» **PROMPT**: Produce an exact copy of all the data below, dropping every image.

» **STORED RECORDS**:
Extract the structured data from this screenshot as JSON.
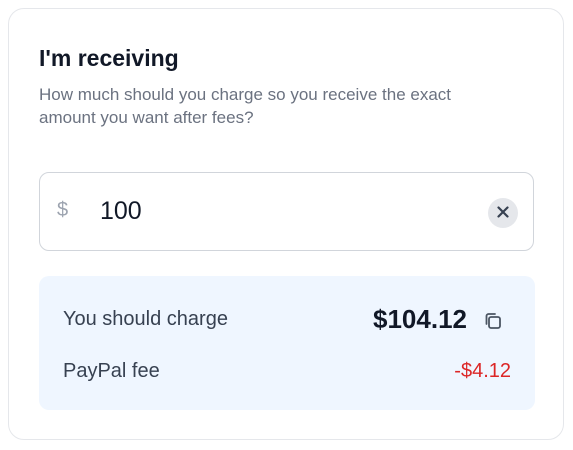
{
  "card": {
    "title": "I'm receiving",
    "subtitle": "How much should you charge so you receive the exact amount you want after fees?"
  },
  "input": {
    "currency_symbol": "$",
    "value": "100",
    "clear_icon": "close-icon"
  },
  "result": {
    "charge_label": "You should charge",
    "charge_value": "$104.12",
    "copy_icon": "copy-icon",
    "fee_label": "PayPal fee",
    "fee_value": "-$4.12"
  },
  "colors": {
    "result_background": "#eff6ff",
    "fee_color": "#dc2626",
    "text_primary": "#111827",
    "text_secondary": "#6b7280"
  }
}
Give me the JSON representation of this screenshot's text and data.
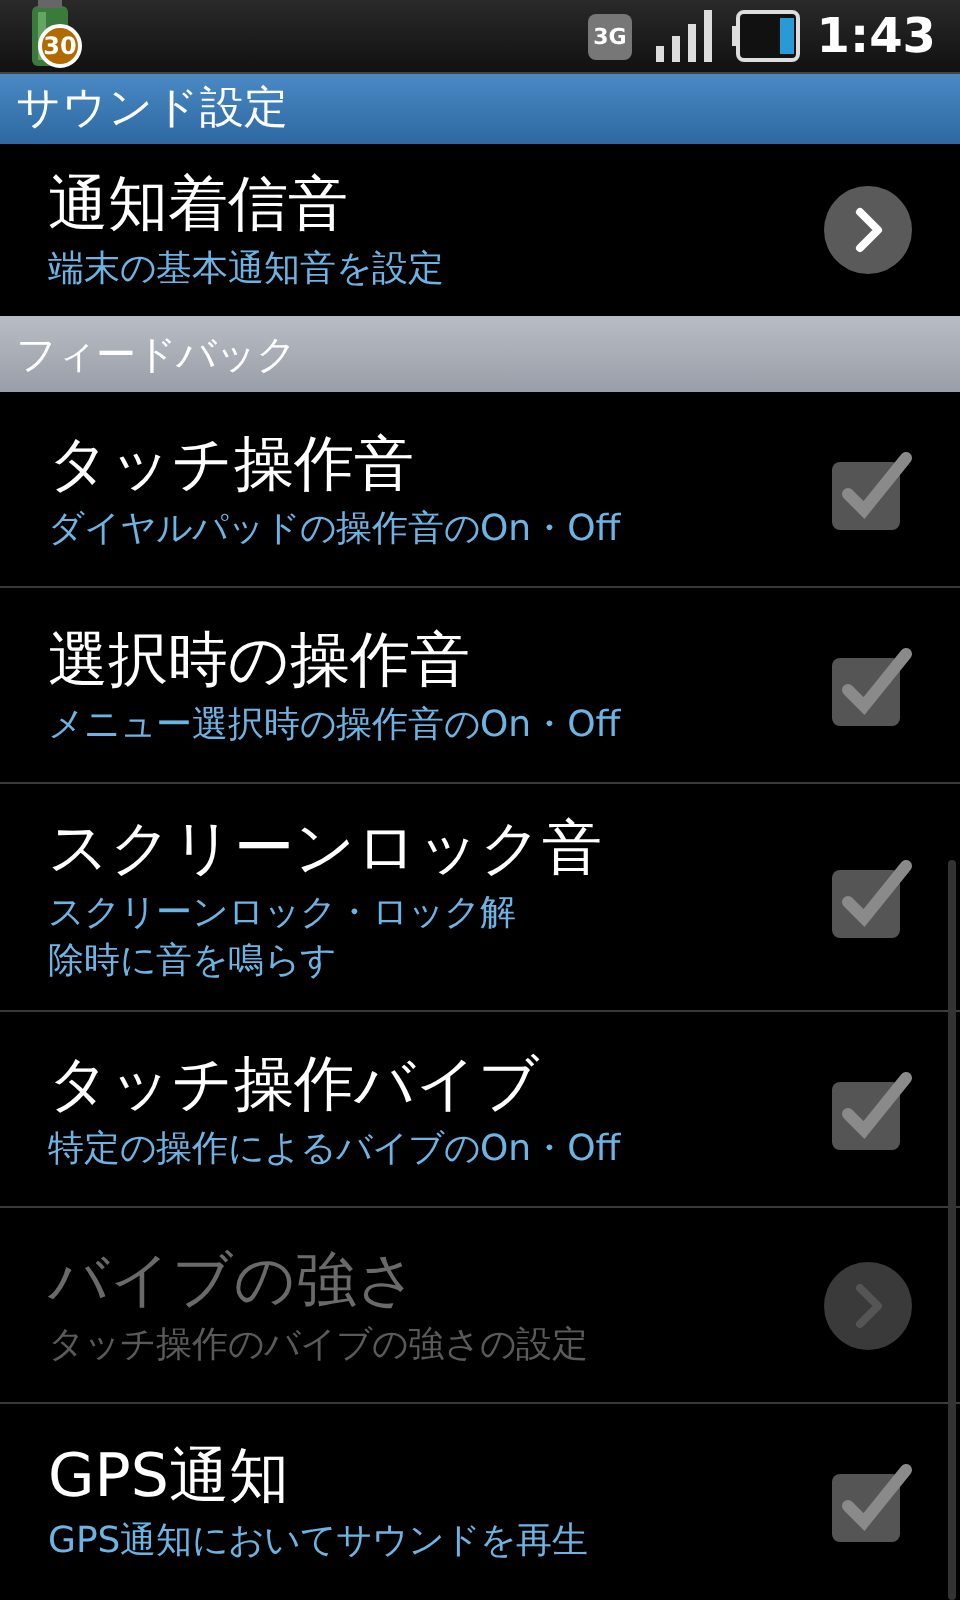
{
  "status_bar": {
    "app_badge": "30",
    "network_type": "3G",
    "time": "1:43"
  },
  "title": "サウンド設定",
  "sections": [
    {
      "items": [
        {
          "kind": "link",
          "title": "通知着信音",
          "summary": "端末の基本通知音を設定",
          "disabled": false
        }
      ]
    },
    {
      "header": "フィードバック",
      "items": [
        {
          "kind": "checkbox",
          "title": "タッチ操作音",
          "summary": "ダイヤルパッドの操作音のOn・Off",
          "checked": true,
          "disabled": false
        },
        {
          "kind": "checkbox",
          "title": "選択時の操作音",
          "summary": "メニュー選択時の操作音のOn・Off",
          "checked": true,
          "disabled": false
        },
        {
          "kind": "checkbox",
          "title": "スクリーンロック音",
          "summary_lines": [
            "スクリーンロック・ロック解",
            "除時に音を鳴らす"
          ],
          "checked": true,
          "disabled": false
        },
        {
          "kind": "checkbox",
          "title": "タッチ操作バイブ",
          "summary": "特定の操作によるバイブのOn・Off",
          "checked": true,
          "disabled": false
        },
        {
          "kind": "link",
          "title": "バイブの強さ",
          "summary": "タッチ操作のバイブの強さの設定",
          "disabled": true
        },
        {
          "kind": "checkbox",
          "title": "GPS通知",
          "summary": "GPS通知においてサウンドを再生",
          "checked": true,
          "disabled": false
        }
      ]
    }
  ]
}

» **RESPONSE**:
Extract the structured data from this screenshot as JSON.
{
  "card": {
    "title": "I'm receiving",
    "subtitle": "How much should you charge so you receive the exact amount you want after fees?"
  },
  "input": {
    "currency_symbol": "$",
    "value": "100",
    "clear_icon": "close-icon"
  },
  "result": {
    "charge_label": "You should charge",
    "charge_value": "$104.12",
    "copy_icon": "copy-icon",
    "fee_label": "PayPal fee",
    "fee_value": "-$4.12"
  },
  "colors": {
    "result_background": "#eff6ff",
    "fee_color": "#dc2626",
    "text_primary": "#111827",
    "text_secondary": "#6b7280"
  }
}
Give me the JSON representation of this screenshot's text and data.
{
  "status_bar": {
    "app_badge": "30",
    "network_type": "3G",
    "time": "1:43"
  },
  "title": "サウンド設定",
  "sections": [
    {
      "items": [
        {
          "kind": "link",
          "title": "通知着信音",
          "summary": "端末の基本通知音を設定",
          "disabled": false
        }
      ]
    },
    {
      "header": "フィードバック",
      "items": [
        {
          "kind": "checkbox",
          "title": "タッチ操作音",
          "summary": "ダイヤルパッドの操作音のOn・Off",
          "checked": true,
          "disabled": false
        },
        {
          "kind": "checkbox",
          "title": "選択時の操作音",
          "summary": "メニュー選択時の操作音のOn・Off",
          "checked": true,
          "disabled": false
        },
        {
          "kind": "checkbox",
          "title": "スクリーンロック音",
          "summary_lines": [
            "スクリーンロック・ロック解",
            "除時に音を鳴らす"
          ],
          "checked": true,
          "disabled": false
        },
        {
          "kind": "checkbox",
          "title": "タッチ操作バイブ",
          "summary": "特定の操作によるバイブのOn・Off",
          "checked": true,
          "disabled": false
        },
        {
          "kind": "link",
          "title": "バイブの強さ",
          "summary": "タッチ操作のバイブの強さの設定",
          "disabled": true
        },
        {
          "kind": "checkbox",
          "title": "GPS通知",
          "summary": "GPS通知においてサウンドを再生",
          "checked": true,
          "disabled": false
        }
      ]
    }
  ]
}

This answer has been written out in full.